→ **TO DO**
In the material below, the lines containing the word "sont" are required; copy each of them.

→ **RECORDS FOR THE EXERCISE**
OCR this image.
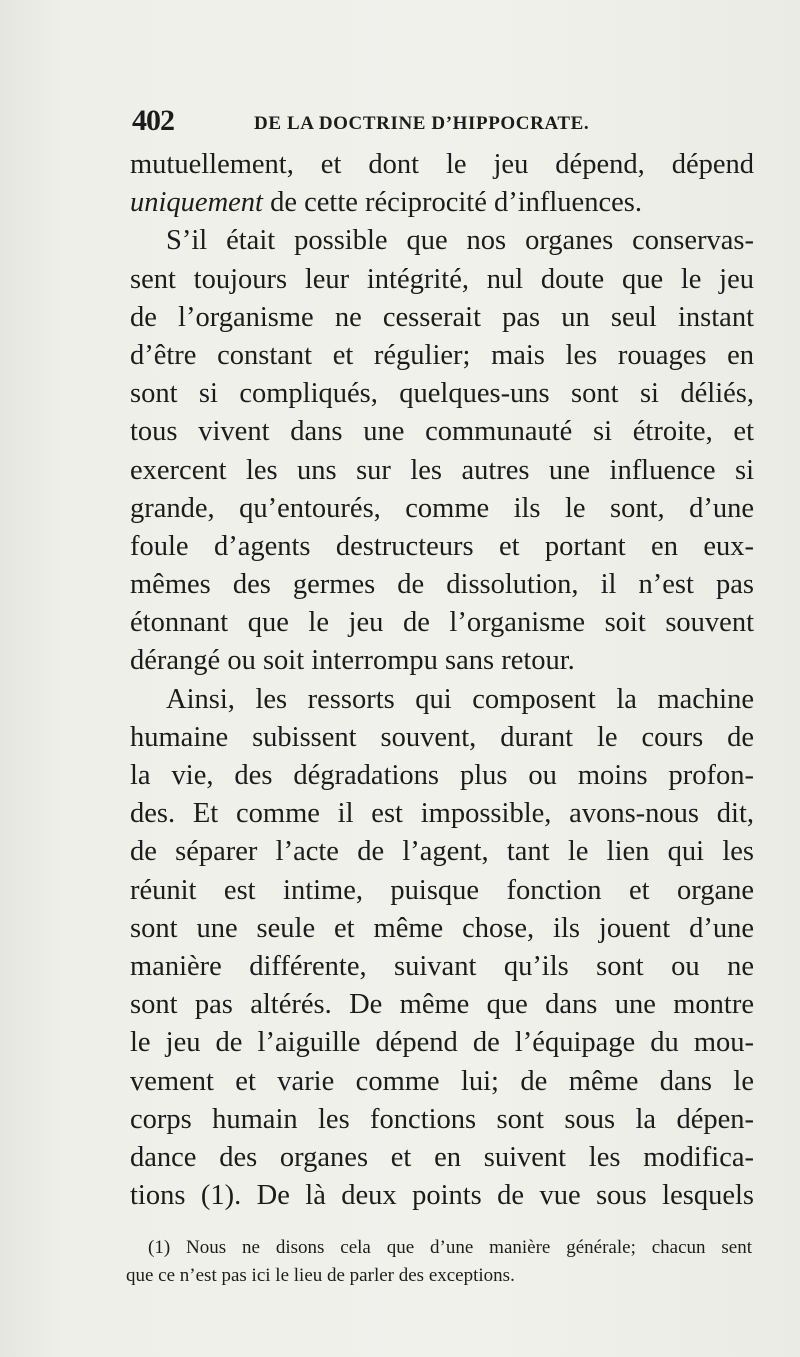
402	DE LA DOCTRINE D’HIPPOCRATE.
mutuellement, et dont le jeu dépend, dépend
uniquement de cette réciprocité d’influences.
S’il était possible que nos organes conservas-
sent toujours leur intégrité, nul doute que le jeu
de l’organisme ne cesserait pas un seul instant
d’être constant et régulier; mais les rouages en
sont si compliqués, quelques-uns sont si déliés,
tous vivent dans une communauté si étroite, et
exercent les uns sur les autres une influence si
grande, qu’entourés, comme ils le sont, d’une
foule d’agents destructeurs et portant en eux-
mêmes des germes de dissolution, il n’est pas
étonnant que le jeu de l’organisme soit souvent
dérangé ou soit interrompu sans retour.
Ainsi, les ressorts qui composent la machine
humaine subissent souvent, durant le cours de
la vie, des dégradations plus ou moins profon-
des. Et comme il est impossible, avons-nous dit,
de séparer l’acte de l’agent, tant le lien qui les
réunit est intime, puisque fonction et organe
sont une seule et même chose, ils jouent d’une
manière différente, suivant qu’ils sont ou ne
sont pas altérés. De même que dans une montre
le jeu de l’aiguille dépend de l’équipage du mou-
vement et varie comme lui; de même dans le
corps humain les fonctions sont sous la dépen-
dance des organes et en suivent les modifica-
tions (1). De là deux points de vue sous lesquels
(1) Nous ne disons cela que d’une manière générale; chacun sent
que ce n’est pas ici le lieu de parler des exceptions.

* * *

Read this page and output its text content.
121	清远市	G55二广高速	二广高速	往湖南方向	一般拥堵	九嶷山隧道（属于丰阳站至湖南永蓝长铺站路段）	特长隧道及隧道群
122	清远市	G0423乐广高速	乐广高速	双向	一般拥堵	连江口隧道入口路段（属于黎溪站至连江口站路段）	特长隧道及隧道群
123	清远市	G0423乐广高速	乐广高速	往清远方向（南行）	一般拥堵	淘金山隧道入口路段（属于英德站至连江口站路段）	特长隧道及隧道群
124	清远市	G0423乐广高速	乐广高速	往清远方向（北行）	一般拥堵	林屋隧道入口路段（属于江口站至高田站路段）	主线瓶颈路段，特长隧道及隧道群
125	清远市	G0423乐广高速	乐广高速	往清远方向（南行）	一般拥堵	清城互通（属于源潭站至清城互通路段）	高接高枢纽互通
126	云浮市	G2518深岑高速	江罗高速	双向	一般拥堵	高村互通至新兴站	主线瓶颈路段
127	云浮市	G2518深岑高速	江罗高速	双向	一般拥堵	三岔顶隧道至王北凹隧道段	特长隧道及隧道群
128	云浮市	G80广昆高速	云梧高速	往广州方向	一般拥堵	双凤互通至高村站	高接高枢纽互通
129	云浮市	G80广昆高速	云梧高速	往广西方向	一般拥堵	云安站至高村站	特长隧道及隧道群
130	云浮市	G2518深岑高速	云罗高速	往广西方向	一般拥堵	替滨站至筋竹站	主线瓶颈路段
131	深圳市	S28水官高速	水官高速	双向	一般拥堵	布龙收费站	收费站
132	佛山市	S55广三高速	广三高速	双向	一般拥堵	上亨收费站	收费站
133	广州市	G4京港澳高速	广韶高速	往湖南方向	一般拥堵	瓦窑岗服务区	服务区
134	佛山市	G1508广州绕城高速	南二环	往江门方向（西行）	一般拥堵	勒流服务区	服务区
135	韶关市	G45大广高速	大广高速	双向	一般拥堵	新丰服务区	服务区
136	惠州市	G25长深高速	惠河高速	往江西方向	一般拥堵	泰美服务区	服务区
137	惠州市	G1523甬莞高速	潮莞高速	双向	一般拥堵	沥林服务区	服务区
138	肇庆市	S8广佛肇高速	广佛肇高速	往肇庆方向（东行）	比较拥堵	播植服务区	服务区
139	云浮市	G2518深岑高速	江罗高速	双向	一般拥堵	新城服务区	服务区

→ **COMPLETED EXERCISE**
sont si compliqués, quelques-uns sont si déliés,
grande, qu’entourés, comme ils le sont, d’une
sont une seule et même chose, ils jouent d’une
manière différente, suivant qu’ils sont ou ne
sont pas altérés. De même que dans une montre
corps humain les fonctions sont sous la dépen-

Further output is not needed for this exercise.